EXERCISE AIM: All the data below goes into the copy word for word, but the pictures don't.

Collected data entries:
────────────────

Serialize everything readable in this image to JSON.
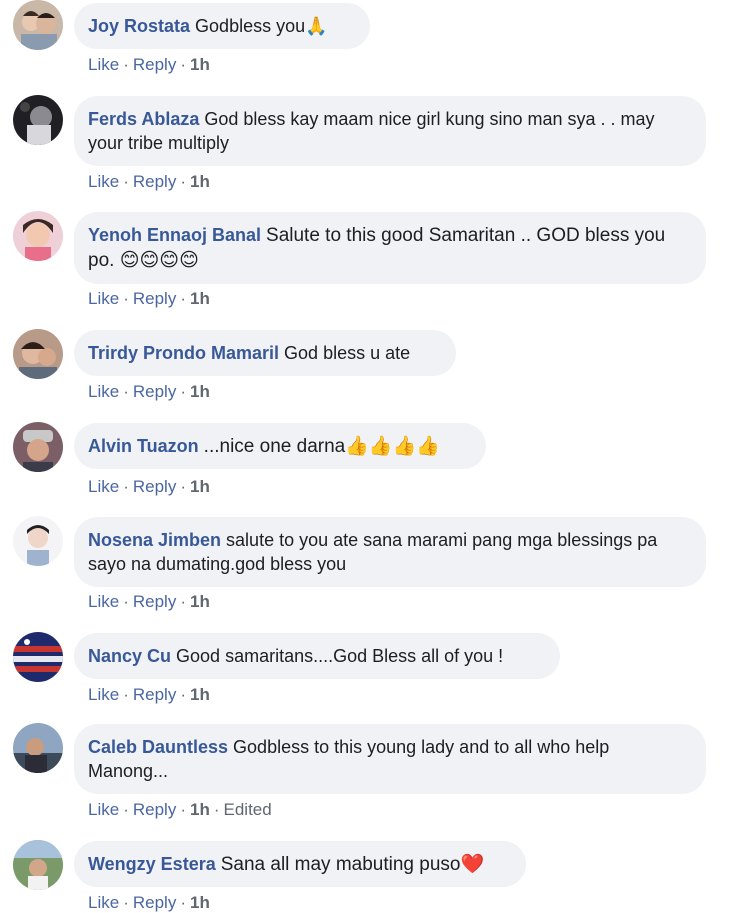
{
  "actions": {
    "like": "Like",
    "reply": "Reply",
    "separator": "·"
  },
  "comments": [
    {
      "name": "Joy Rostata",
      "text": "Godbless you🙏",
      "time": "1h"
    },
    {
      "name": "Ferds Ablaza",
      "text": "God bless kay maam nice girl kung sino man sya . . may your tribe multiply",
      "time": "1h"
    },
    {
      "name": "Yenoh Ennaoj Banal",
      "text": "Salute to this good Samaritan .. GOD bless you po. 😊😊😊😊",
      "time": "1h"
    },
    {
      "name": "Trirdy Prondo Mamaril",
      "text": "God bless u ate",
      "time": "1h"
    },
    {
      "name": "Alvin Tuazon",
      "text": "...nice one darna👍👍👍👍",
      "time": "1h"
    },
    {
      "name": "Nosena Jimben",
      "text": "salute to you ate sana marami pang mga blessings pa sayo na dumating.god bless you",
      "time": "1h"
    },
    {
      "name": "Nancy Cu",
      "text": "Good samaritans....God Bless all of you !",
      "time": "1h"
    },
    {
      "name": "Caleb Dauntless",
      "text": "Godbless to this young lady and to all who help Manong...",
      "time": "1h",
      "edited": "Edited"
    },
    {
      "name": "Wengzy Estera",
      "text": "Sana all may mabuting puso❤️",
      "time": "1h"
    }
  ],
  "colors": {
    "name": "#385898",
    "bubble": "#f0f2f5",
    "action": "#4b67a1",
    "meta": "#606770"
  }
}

────────────────

TASK SOLUTION:
Serialize everything readable in this image to JSON.
{
  "actions": {
    "like": "Like",
    "reply": "Reply",
    "separator": "·"
  },
  "comments": [
    {
      "name": "Joy Rostata",
      "text": "Godbless you🙏",
      "time": "1h"
    },
    {
      "name": "Ferds Ablaza",
      "text": "God bless kay maam nice girl kung sino man sya . . may your tribe multiply",
      "time": "1h"
    },
    {
      "name": "Yenoh Ennaoj Banal",
      "text": "Salute to this good Samaritan .. GOD bless you po. 😊😊😊😊",
      "time": "1h"
    },
    {
      "name": "Trirdy Prondo Mamaril",
      "text": "God bless u ate",
      "time": "1h"
    },
    {
      "name": "Alvin Tuazon",
      "text": "...nice one darna👍👍👍👍",
      "time": "1h"
    },
    {
      "name": "Nosena Jimben",
      "text": "salute to you ate sana marami pang mga blessings pa sayo na dumating.god bless you",
      "time": "1h"
    },
    {
      "name": "Nancy Cu",
      "text": "Good samaritans....God Bless all of you !",
      "time": "1h"
    },
    {
      "name": "Caleb Dauntless",
      "text": "Godbless to this young lady and to all who help Manong...",
      "time": "1h",
      "edited": "Edited"
    },
    {
      "name": "Wengzy Estera",
      "text": "Sana all may mabuting puso❤️",
      "time": "1h"
    }
  ],
  "colors": {
    "name": "#385898",
    "bubble": "#f0f2f5",
    "action": "#4b67a1",
    "meta": "#606770"
  }
}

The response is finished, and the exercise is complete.